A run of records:
= = =

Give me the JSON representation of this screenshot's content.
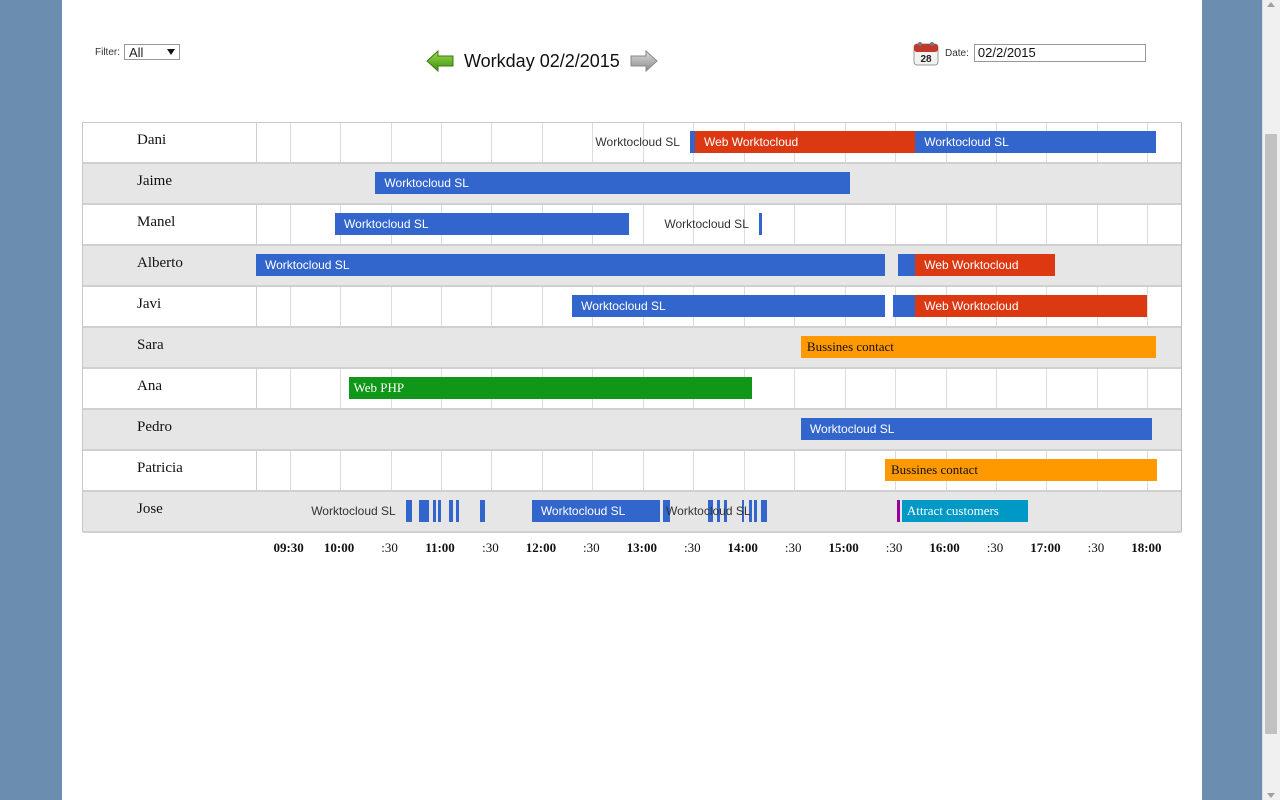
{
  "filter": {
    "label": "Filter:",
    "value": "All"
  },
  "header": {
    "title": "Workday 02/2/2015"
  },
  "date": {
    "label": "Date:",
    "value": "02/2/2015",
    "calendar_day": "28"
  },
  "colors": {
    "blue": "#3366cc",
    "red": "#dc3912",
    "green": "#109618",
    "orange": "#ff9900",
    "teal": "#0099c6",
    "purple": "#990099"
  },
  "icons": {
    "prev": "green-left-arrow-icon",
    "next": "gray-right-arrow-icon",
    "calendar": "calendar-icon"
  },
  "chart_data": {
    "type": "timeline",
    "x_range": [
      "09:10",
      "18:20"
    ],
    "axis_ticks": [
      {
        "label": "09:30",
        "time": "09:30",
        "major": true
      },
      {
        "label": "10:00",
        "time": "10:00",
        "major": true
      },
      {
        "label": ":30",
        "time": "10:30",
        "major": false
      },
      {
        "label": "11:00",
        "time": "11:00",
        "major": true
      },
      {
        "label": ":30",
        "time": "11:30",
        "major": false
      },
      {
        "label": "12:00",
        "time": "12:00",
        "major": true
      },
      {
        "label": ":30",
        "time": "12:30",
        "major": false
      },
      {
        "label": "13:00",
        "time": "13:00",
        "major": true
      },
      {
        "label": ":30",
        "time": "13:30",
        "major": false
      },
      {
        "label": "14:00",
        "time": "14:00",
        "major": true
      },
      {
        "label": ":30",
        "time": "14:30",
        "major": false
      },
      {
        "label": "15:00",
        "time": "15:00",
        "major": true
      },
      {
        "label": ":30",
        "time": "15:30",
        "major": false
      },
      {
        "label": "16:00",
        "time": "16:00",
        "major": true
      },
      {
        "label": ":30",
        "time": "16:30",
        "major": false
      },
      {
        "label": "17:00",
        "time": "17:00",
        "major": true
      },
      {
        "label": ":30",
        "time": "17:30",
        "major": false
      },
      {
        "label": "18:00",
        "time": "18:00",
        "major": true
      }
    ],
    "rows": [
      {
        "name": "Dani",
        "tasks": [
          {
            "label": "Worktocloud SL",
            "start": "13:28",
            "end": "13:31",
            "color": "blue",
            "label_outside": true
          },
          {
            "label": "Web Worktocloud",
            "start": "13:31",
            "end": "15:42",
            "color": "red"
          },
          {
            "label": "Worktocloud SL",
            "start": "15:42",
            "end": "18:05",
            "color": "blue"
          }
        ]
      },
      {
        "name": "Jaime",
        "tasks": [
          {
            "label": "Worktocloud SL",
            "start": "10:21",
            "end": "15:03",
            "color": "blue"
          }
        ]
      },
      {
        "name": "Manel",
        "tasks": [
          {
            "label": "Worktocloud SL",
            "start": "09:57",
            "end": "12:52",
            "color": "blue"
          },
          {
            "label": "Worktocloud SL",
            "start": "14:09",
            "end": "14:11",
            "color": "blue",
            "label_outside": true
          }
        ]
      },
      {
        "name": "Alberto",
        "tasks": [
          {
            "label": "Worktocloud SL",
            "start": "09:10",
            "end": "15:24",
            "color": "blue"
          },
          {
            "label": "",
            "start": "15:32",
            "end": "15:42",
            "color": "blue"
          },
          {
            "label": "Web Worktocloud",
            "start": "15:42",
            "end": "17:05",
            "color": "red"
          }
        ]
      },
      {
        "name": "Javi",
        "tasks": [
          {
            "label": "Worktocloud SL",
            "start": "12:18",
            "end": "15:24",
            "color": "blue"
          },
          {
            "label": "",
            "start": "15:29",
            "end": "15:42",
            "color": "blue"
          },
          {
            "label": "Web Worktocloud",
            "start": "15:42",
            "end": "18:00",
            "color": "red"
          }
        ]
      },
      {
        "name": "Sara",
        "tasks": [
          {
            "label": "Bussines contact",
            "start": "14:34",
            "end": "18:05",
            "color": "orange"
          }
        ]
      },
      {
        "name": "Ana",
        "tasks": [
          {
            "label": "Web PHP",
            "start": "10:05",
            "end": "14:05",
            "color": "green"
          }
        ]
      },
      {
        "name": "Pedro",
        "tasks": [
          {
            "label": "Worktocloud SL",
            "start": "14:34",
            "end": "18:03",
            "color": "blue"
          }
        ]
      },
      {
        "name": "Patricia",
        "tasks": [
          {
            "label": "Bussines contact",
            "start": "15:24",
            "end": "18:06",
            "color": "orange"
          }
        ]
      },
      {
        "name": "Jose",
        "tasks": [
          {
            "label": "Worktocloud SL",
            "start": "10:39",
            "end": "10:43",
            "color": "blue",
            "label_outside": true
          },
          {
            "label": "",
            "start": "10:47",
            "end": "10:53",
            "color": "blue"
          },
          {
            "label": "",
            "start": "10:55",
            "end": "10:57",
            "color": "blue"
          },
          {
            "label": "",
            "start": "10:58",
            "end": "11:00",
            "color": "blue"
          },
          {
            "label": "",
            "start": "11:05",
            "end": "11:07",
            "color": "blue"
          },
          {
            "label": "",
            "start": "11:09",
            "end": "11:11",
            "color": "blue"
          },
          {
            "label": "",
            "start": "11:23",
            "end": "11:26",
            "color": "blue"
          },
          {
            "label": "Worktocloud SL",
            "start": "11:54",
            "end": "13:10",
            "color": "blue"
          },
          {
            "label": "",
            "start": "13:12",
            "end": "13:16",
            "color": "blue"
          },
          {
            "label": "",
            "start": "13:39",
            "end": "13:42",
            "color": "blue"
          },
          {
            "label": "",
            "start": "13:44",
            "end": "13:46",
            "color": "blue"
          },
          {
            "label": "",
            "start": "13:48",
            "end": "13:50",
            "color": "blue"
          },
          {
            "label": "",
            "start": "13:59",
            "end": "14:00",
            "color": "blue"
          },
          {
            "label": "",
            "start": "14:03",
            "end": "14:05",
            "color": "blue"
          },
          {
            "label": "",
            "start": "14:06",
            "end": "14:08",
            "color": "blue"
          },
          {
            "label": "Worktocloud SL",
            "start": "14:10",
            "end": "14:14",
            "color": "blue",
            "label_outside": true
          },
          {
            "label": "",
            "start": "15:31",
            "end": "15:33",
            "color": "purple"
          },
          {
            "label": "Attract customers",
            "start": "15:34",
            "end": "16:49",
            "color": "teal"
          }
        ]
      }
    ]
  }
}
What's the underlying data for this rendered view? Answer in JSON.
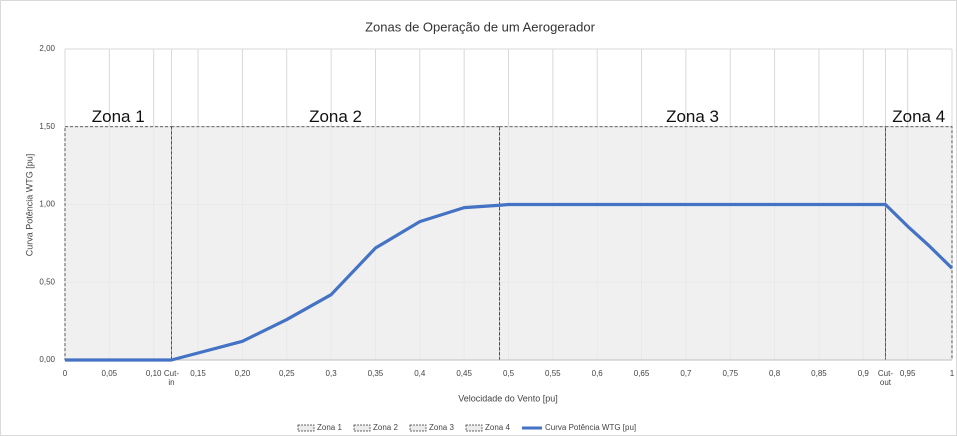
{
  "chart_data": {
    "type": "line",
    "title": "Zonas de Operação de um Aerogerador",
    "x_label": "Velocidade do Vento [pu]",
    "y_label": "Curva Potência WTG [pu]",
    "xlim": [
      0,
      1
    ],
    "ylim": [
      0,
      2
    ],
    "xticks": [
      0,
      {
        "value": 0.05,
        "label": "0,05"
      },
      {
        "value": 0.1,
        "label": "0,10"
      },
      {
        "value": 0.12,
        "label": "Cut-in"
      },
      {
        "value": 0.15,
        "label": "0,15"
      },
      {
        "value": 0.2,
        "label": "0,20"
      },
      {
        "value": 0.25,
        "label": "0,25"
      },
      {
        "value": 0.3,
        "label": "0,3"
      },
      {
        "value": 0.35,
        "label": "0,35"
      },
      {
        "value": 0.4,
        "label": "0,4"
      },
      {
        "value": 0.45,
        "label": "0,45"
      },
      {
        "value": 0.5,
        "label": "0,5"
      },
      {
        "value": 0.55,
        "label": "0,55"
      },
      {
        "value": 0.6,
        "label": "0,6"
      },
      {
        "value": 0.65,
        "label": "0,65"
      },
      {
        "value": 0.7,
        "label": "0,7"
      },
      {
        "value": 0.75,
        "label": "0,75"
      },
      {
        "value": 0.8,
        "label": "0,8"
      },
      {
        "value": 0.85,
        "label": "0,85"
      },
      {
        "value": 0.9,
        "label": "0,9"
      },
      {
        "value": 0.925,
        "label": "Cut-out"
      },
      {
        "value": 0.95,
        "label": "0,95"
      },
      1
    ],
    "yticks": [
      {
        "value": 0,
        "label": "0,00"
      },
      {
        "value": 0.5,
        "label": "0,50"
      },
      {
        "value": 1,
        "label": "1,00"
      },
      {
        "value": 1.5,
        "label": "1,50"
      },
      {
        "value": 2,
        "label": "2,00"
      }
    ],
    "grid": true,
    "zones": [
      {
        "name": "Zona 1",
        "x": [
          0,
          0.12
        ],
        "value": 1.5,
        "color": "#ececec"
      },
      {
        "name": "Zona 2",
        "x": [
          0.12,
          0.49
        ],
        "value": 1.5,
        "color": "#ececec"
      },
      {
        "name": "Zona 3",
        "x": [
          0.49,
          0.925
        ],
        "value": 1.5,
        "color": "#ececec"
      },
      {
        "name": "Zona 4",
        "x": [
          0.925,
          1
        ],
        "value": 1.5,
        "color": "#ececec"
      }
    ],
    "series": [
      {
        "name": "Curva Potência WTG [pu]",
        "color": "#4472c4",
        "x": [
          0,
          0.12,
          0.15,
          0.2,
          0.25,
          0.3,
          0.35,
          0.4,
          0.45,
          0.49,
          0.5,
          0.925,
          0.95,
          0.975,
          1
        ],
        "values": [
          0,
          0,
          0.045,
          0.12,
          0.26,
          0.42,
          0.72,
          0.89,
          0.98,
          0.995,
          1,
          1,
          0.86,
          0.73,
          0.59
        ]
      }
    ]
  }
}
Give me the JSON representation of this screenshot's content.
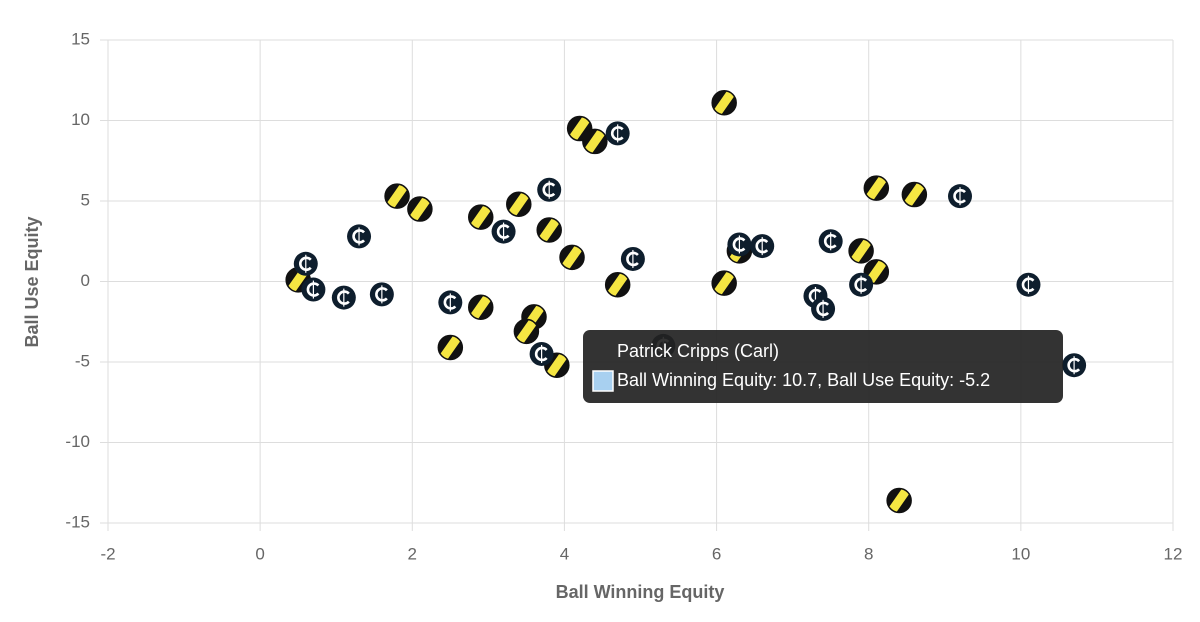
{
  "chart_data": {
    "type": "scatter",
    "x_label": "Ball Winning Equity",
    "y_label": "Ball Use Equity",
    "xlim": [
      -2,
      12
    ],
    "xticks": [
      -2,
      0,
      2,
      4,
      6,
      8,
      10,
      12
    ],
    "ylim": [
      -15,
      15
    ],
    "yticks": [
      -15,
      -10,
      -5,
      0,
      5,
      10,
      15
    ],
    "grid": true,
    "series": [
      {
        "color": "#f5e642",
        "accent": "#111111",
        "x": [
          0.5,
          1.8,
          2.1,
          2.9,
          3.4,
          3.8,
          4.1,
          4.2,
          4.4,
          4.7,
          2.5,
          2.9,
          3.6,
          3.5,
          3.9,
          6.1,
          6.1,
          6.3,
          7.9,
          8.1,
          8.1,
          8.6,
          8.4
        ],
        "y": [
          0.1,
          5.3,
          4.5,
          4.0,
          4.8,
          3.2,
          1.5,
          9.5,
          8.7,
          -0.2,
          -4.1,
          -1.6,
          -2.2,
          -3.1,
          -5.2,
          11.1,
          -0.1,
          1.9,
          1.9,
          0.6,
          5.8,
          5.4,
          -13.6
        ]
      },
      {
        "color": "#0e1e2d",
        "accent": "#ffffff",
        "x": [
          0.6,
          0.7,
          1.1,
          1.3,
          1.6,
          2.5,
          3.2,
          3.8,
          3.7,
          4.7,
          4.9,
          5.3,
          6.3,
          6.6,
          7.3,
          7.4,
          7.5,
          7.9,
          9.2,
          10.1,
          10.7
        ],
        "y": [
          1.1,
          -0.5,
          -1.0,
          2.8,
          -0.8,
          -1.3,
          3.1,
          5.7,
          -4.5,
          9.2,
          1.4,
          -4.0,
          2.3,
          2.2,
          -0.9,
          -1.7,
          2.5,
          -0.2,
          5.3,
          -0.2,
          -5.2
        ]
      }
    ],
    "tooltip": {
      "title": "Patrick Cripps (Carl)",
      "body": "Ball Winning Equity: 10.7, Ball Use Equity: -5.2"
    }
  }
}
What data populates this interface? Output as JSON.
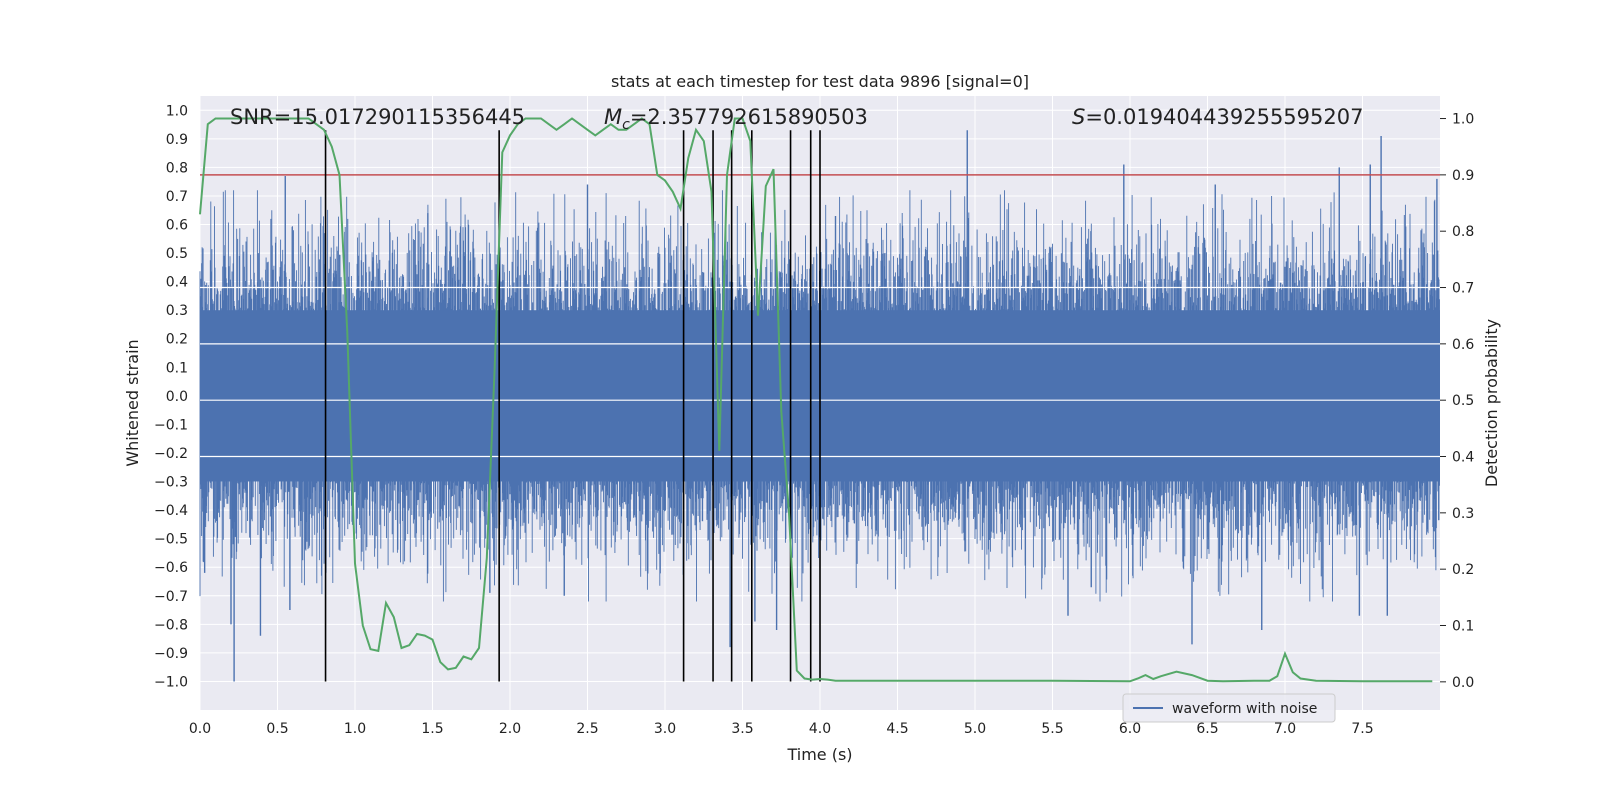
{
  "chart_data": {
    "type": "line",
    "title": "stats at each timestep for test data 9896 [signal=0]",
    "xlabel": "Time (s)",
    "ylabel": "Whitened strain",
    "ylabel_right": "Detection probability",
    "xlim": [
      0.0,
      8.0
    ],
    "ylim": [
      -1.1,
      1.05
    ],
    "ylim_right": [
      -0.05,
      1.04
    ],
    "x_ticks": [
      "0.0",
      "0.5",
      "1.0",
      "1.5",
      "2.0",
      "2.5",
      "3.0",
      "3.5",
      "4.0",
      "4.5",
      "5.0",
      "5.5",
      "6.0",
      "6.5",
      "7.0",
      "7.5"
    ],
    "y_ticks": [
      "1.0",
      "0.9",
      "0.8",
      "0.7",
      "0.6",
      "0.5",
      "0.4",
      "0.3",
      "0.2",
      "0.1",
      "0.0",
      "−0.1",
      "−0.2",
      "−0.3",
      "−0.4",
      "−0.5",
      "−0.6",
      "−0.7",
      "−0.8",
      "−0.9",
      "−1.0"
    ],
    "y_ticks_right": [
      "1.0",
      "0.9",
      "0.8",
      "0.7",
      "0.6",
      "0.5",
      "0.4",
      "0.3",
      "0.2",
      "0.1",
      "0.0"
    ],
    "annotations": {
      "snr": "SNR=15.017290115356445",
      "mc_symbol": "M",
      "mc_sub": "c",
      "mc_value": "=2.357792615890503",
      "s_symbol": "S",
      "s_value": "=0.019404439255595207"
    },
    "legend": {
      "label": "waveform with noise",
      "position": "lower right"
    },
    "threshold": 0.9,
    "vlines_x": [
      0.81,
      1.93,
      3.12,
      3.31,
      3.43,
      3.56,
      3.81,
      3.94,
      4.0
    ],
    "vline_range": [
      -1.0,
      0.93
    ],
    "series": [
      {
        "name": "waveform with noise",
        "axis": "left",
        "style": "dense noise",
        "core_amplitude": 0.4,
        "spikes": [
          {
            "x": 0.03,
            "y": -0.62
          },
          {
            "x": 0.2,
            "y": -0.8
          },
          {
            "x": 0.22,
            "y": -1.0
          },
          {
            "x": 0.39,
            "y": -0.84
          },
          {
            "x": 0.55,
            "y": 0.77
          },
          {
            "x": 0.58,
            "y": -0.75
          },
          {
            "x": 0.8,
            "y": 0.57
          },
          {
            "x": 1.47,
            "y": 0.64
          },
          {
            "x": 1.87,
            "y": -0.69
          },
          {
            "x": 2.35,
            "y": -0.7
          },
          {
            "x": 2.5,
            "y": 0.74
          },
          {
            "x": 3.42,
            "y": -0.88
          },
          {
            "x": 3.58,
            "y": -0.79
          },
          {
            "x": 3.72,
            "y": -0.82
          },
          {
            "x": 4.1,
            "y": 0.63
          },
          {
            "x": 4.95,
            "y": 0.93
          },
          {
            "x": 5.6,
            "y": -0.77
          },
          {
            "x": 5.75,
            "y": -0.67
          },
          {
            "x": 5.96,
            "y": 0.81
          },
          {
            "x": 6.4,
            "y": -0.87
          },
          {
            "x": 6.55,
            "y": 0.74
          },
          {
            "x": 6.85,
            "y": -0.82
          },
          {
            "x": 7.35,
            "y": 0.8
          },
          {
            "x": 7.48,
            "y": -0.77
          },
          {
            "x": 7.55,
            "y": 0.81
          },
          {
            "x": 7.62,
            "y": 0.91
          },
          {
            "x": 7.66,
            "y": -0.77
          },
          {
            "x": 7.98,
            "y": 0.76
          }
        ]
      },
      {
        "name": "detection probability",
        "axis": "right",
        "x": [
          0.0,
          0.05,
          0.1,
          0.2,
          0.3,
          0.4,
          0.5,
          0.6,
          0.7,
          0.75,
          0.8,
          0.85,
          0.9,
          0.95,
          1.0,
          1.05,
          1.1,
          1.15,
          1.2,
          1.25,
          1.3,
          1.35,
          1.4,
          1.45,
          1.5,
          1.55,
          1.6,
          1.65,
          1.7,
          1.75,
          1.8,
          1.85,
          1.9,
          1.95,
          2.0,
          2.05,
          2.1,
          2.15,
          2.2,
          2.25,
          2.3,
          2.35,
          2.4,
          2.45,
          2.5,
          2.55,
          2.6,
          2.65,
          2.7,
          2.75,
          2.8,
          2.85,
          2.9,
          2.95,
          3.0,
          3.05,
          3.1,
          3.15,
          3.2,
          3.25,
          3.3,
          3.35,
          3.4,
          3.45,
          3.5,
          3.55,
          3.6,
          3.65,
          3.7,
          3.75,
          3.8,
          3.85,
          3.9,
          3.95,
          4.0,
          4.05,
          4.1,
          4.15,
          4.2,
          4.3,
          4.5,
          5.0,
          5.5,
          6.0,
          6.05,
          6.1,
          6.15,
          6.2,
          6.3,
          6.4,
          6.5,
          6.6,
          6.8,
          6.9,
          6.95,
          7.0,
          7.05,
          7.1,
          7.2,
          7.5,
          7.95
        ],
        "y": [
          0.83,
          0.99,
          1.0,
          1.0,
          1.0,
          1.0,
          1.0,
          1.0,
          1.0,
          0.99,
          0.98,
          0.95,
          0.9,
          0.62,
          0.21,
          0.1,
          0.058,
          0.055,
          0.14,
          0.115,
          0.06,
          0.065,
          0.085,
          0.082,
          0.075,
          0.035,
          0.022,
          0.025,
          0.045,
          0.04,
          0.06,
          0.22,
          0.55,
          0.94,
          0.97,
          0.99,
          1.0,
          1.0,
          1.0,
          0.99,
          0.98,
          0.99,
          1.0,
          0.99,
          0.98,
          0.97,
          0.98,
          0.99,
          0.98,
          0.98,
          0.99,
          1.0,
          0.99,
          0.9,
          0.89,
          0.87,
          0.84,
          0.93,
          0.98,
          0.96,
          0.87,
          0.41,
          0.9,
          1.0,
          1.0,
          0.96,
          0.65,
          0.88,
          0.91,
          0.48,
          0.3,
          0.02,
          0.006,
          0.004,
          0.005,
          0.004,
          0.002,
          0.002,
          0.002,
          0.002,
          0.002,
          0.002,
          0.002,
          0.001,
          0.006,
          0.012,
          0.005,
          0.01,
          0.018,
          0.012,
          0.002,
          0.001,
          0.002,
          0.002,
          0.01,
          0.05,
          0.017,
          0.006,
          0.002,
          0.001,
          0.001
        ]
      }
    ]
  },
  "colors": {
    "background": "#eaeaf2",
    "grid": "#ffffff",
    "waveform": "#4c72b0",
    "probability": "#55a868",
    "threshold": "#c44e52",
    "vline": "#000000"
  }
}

= = =

**Task description:** Search the data above for the string "with" and copy each line that has it.

**Answer to this problem:**
      "label": "waveform with noise",
        "name": "waveform with noise",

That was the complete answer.